>> begin INFORMATION SUPPLIED

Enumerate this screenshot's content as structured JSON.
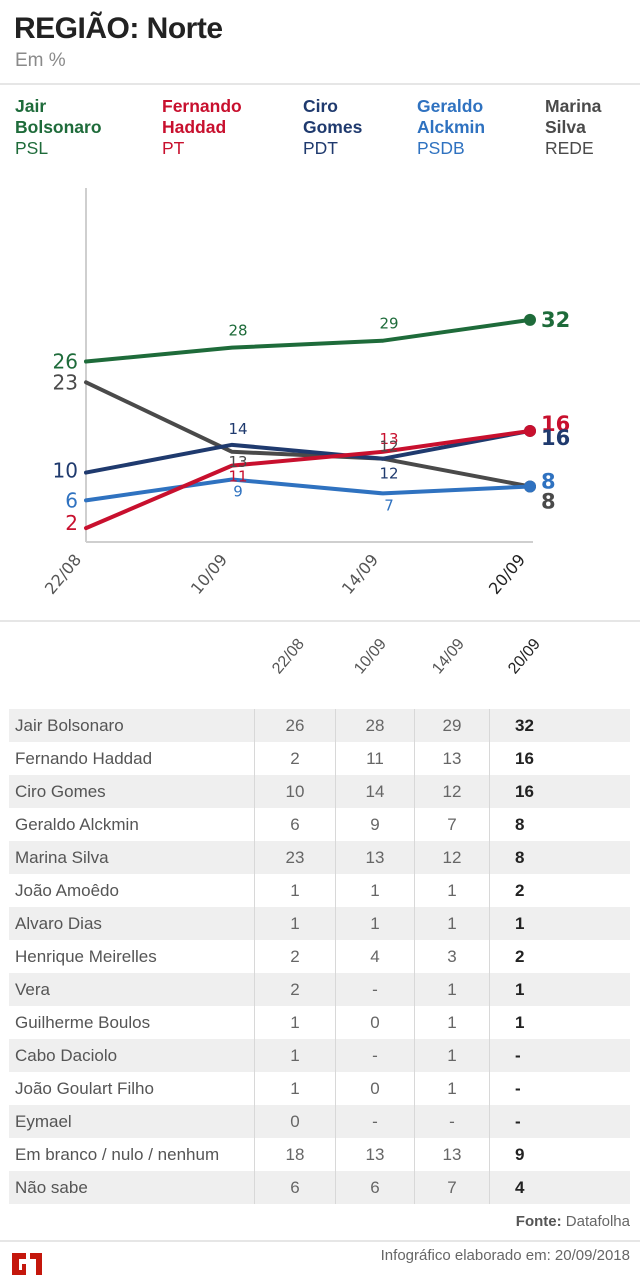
{
  "header": {
    "title": "REGIÃO: Norte",
    "subtitle": "Em %"
  },
  "legend": [
    {
      "name_line1": "Jair",
      "name_line2": "Bolsonaro",
      "party": "PSL",
      "color": "#1e6b3a"
    },
    {
      "name_line1": "Fernando",
      "name_line2": "Haddad",
      "party": "PT",
      "color": "#c8102e"
    },
    {
      "name_line1": "Ciro",
      "name_line2": "Gomes",
      "party": "PDT",
      "color": "#1f3a6e"
    },
    {
      "name_line1": "Geraldo",
      "name_line2": "Alckmin",
      "party": "PSDB",
      "color": "#2f72c0"
    },
    {
      "name_line1": "Marina",
      "name_line2": "Silva",
      "party": "REDE",
      "color": "#4a4a4a"
    }
  ],
  "chart_data": {
    "type": "line",
    "title": "REGIÃO: Norte",
    "subtitle": "Em %",
    "xlabel": "",
    "ylabel": "",
    "categories": [
      "22/08",
      "10/09",
      "14/09",
      "20/09"
    ],
    "ylim": [
      0,
      51
    ],
    "grid": false,
    "legend_position": "top",
    "series": [
      {
        "name": "Jair Bolsonaro",
        "party": "PSL",
        "color": "#1e6b3a",
        "values": [
          26,
          28,
          29,
          32
        ]
      },
      {
        "name": "Fernando Haddad",
        "party": "PT",
        "color": "#c8102e",
        "values": [
          2,
          11,
          13,
          16
        ]
      },
      {
        "name": "Ciro Gomes",
        "party": "PDT",
        "color": "#1f3a6e",
        "values": [
          10,
          14,
          12,
          16
        ]
      },
      {
        "name": "Geraldo Alckmin",
        "party": "PSDB",
        "color": "#2f72c0",
        "values": [
          6,
          9,
          7,
          8
        ]
      },
      {
        "name": "Marina Silva",
        "party": "REDE",
        "color": "#4a4a4a",
        "values": [
          23,
          13,
          12,
          8
        ]
      }
    ]
  },
  "table": {
    "columns": [
      "22/08",
      "10/09",
      "14/09",
      "20/09"
    ],
    "rows": [
      {
        "name": "Jair Bolsonaro",
        "values": [
          "26",
          "28",
          "29",
          "32"
        ]
      },
      {
        "name": "Fernando Haddad",
        "values": [
          "2",
          "11",
          "13",
          "16"
        ]
      },
      {
        "name": "Ciro Gomes",
        "values": [
          "10",
          "14",
          "12",
          "16"
        ]
      },
      {
        "name": "Geraldo Alckmin",
        "values": [
          "6",
          "9",
          "7",
          "8"
        ]
      },
      {
        "name": "Marina Silva",
        "values": [
          "23",
          "13",
          "12",
          "8"
        ]
      },
      {
        "name": "João Amoêdo",
        "values": [
          "1",
          "1",
          "1",
          "2"
        ]
      },
      {
        "name": "Alvaro Dias",
        "values": [
          "1",
          "1",
          "1",
          "1"
        ]
      },
      {
        "name": "Henrique Meirelles",
        "values": [
          "2",
          "4",
          "3",
          "2"
        ]
      },
      {
        "name": "Vera",
        "values": [
          "2",
          "-",
          "1",
          "1"
        ]
      },
      {
        "name": "Guilherme Boulos",
        "values": [
          "1",
          "0",
          "1",
          "1"
        ]
      },
      {
        "name": "Cabo Daciolo",
        "values": [
          "1",
          "-",
          "1",
          "-"
        ]
      },
      {
        "name": "João Goulart Filho",
        "values": [
          "1",
          "0",
          "1",
          "-"
        ]
      },
      {
        "name": "Eymael",
        "values": [
          "0",
          "-",
          "-",
          "-"
        ]
      },
      {
        "name": "Em branco / nulo / nenhum",
        "values": [
          "18",
          "13",
          "13",
          "9"
        ]
      },
      {
        "name": "Não sabe",
        "values": [
          "6",
          "6",
          "7",
          "4"
        ]
      }
    ]
  },
  "footer": {
    "source_label": "Fonte:",
    "source_value": "Datafolha",
    "note": "Infográfico elaborado em: 20/09/2018",
    "logo_text": "G1",
    "logo_color": "#c4170c"
  }
}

>> end INFORMATION SUPPLIED

Each line that contains the word "João" counts toward the total; give only that total.

2